STATED PROBLEM
Your task is to copy each line that has the word "Budget".
::::
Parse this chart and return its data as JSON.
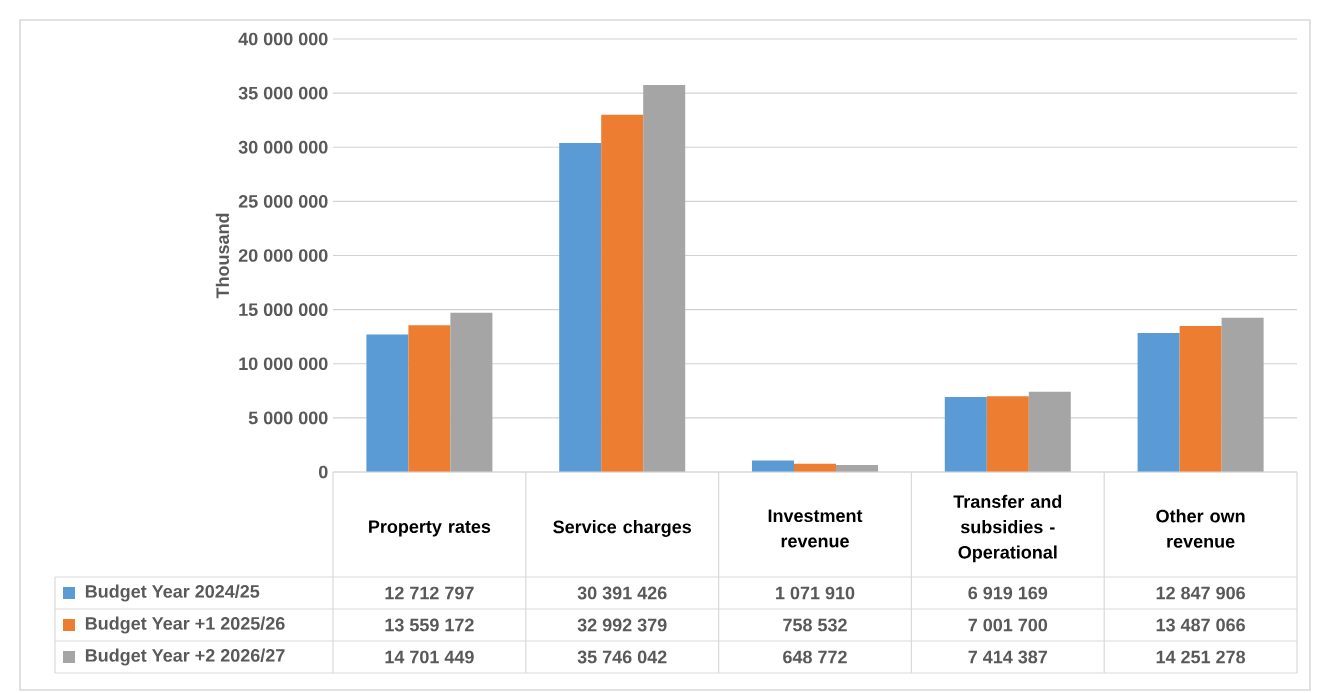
{
  "chart_data": {
    "type": "bar",
    "ylabel": "Thousand",
    "categories": [
      "Property rates",
      "Service charges",
      "Investment revenue",
      "Transfer and subsidies - Operational",
      "Other own revenue"
    ],
    "series": [
      {
        "name": "Budget Year 2024/25",
        "color": "#5b9bd5",
        "values": [
          12712797,
          30391426,
          1071910,
          6919169,
          12847906
        ]
      },
      {
        "name": "Budget Year +1 2025/26",
        "color": "#ed7d31",
        "values": [
          13559172,
          32992379,
          758532,
          7001700,
          13487066
        ]
      },
      {
        "name": "Budget Year +2 2026/27",
        "color": "#a5a5a5",
        "values": [
          14701449,
          35746042,
          648772,
          7414387,
          14251278
        ]
      }
    ],
    "ylim": [
      0,
      40000000
    ],
    "yticks": [
      {
        "value": 0,
        "label": "0"
      },
      {
        "value": 5000000,
        "label": "5 000 000"
      },
      {
        "value": 10000000,
        "label": "10 000 000"
      },
      {
        "value": 15000000,
        "label": "15 000 000"
      },
      {
        "value": 20000000,
        "label": "20 000 000"
      },
      {
        "value": 25000000,
        "label": "25 000 000"
      },
      {
        "value": 30000000,
        "label": "30 000 000"
      },
      {
        "value": 35000000,
        "label": "35 000 000"
      },
      {
        "value": 40000000,
        "label": "40 000 000"
      }
    ],
    "grid": "y",
    "data_labels": true,
    "legend": "bottom left"
  }
}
::::
FULL OUTPUT
        "name": "Budget Year 2024/25",
        "name": "Budget Year +1 2025/26",
        "name": "Budget Year +2 2026/27",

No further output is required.